--- MATERIAL PROVIDED ---

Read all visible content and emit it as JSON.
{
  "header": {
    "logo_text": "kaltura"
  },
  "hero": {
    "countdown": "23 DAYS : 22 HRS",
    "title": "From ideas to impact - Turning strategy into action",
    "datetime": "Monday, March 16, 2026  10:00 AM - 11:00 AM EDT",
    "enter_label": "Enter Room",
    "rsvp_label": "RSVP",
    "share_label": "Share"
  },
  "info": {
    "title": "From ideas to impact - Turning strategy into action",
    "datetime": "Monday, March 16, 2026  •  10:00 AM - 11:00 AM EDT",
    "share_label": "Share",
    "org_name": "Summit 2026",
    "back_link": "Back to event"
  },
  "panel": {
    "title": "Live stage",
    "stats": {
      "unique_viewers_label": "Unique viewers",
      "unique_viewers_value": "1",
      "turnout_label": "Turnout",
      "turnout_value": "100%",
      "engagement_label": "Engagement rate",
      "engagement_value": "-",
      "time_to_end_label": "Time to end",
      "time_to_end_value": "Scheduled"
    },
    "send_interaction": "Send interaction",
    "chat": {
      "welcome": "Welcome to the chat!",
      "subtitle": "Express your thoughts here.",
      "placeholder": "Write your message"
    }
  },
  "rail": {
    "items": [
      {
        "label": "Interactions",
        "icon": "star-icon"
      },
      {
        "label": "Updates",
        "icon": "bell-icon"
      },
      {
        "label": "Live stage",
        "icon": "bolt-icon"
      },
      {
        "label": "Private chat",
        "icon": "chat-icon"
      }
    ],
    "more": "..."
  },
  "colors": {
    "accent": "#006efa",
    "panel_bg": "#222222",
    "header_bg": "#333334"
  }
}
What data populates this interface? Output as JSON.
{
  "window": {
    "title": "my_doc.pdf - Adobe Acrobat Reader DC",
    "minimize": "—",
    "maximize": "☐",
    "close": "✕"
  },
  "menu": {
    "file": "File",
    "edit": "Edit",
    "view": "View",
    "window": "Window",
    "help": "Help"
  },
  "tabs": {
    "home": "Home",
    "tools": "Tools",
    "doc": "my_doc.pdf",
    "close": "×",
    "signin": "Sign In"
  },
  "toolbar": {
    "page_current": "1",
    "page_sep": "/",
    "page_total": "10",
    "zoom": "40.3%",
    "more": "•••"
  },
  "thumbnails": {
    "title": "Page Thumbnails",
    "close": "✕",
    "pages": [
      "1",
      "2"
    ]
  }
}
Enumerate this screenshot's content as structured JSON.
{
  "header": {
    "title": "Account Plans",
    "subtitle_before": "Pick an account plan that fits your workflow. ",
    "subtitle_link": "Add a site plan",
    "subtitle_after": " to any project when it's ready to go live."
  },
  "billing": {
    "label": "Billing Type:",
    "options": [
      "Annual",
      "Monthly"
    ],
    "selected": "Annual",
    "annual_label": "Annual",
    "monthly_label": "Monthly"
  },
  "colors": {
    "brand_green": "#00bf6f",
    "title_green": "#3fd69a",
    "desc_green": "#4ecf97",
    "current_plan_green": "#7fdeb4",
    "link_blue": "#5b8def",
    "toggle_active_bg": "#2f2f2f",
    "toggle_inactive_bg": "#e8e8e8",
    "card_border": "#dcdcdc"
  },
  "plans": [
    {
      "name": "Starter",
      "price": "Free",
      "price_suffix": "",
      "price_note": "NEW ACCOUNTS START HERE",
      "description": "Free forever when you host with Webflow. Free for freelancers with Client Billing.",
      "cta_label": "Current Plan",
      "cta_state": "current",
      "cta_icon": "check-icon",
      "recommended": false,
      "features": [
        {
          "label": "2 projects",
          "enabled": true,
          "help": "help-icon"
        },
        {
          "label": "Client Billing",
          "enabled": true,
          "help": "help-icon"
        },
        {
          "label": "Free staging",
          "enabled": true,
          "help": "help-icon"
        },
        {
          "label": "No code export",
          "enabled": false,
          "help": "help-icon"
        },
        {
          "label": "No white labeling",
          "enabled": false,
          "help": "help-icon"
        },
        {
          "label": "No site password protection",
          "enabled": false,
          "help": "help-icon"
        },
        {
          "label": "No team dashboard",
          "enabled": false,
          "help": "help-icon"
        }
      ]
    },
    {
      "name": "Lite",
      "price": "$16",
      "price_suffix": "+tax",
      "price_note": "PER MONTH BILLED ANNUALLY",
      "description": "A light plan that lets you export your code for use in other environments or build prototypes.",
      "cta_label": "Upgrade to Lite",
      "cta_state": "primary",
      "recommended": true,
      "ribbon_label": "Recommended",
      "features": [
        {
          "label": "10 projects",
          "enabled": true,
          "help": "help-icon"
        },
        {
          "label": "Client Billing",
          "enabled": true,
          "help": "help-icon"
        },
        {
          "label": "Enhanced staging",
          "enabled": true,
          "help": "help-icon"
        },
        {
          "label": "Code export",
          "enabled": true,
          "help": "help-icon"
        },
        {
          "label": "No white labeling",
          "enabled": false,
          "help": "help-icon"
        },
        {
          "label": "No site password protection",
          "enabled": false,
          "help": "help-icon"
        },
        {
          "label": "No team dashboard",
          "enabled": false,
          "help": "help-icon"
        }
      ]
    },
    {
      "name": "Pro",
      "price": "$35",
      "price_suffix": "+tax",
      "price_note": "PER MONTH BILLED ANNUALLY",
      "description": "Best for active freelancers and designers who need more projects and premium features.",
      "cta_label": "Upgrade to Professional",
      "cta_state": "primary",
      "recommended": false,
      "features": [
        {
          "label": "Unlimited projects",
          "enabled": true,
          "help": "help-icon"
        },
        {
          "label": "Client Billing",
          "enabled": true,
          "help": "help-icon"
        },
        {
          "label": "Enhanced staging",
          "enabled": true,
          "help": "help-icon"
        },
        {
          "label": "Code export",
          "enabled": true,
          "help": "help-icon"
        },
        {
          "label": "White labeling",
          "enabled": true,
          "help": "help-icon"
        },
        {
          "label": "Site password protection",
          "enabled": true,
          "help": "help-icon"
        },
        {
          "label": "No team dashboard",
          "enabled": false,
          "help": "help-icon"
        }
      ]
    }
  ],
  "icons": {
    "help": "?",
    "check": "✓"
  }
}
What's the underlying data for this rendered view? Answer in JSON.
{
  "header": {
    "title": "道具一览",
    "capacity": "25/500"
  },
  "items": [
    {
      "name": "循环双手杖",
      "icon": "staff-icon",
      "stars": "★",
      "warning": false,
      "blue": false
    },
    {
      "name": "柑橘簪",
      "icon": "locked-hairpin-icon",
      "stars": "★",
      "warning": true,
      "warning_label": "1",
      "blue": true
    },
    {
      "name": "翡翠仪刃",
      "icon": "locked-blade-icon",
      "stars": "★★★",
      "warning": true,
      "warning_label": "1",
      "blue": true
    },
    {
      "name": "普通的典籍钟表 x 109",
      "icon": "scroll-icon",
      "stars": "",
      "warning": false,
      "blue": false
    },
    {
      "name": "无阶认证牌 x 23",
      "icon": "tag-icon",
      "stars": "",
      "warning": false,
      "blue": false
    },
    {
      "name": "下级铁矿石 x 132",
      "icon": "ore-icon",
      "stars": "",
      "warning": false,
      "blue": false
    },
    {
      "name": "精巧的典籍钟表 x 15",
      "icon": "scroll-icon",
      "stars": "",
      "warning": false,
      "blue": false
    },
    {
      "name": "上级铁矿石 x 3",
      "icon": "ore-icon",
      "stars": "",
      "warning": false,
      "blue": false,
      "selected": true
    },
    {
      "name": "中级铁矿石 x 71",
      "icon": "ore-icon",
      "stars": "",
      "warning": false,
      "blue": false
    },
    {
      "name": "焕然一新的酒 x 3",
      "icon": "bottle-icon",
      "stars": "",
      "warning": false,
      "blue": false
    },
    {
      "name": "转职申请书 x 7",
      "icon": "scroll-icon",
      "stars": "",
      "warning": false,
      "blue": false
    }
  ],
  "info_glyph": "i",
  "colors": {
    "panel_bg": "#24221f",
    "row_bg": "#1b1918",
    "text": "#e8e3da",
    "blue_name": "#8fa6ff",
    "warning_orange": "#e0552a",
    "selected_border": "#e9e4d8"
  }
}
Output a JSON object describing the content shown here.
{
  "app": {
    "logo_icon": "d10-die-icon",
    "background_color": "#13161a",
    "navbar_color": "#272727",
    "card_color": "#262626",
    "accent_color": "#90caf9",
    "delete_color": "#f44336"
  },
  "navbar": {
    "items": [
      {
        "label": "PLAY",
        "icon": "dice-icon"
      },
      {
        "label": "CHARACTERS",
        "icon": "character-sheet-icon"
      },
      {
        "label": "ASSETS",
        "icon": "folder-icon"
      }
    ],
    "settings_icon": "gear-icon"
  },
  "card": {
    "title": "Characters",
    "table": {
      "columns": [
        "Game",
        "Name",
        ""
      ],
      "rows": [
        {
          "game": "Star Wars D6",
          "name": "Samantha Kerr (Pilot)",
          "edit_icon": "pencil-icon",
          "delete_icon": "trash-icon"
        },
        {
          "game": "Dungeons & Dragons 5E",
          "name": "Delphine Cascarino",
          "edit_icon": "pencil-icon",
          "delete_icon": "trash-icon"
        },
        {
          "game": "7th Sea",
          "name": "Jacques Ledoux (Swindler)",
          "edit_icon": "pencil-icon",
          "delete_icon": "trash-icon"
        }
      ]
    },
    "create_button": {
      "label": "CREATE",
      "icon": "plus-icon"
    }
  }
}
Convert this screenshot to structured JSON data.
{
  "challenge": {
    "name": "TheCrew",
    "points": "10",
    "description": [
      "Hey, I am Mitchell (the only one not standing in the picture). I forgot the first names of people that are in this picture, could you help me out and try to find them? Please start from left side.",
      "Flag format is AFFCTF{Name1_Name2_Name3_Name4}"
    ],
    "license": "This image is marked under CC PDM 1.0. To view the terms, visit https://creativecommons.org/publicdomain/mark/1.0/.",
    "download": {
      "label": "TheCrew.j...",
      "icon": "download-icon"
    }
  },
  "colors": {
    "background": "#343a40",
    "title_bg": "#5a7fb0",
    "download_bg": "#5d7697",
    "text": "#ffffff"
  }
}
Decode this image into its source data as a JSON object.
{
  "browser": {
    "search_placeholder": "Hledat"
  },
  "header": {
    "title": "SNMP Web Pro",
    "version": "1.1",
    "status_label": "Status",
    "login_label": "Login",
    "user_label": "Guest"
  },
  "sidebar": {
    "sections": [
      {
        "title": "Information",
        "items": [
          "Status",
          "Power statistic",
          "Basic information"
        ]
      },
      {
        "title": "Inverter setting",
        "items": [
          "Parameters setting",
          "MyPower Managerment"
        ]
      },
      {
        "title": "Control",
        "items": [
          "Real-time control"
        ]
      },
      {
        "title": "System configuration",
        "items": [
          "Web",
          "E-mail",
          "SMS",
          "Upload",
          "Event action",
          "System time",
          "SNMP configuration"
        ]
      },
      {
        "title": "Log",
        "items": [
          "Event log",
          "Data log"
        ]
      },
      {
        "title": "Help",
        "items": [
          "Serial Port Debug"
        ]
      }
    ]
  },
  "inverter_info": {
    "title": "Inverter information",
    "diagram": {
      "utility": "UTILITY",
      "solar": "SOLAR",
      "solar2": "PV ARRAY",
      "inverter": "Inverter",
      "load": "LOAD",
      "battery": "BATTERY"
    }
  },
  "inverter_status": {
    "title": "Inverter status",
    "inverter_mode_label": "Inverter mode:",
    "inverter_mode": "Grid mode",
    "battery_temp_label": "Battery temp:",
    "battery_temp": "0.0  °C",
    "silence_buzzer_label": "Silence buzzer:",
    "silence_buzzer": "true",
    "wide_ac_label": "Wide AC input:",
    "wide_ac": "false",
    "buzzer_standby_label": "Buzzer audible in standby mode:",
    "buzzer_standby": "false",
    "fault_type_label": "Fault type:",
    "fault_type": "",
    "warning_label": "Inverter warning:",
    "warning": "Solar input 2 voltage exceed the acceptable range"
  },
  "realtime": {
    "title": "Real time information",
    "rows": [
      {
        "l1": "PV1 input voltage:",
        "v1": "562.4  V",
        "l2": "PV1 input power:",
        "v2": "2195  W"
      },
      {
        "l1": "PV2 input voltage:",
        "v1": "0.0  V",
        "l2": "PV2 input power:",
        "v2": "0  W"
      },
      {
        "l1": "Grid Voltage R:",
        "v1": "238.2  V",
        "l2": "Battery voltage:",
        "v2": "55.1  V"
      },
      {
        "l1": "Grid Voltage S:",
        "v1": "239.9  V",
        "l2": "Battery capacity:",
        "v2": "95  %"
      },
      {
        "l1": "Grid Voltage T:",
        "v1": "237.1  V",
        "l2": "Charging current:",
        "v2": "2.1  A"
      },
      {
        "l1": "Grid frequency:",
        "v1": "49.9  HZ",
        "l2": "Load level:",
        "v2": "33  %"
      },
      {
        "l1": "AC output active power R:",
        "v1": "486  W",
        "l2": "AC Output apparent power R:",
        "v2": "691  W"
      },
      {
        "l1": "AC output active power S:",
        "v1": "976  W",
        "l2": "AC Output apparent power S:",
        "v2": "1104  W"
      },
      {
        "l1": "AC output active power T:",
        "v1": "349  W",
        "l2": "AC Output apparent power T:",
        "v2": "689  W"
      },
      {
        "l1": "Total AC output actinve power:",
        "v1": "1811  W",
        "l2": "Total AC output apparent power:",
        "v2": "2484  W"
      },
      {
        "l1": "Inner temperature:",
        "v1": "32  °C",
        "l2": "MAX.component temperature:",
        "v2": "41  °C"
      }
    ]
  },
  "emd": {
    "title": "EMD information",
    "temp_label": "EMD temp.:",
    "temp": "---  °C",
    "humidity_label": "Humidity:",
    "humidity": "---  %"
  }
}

---

OBJECTIVE
Report how many lines of the entries hold the word "configuration". Nothing else is needed.

ANSWER
2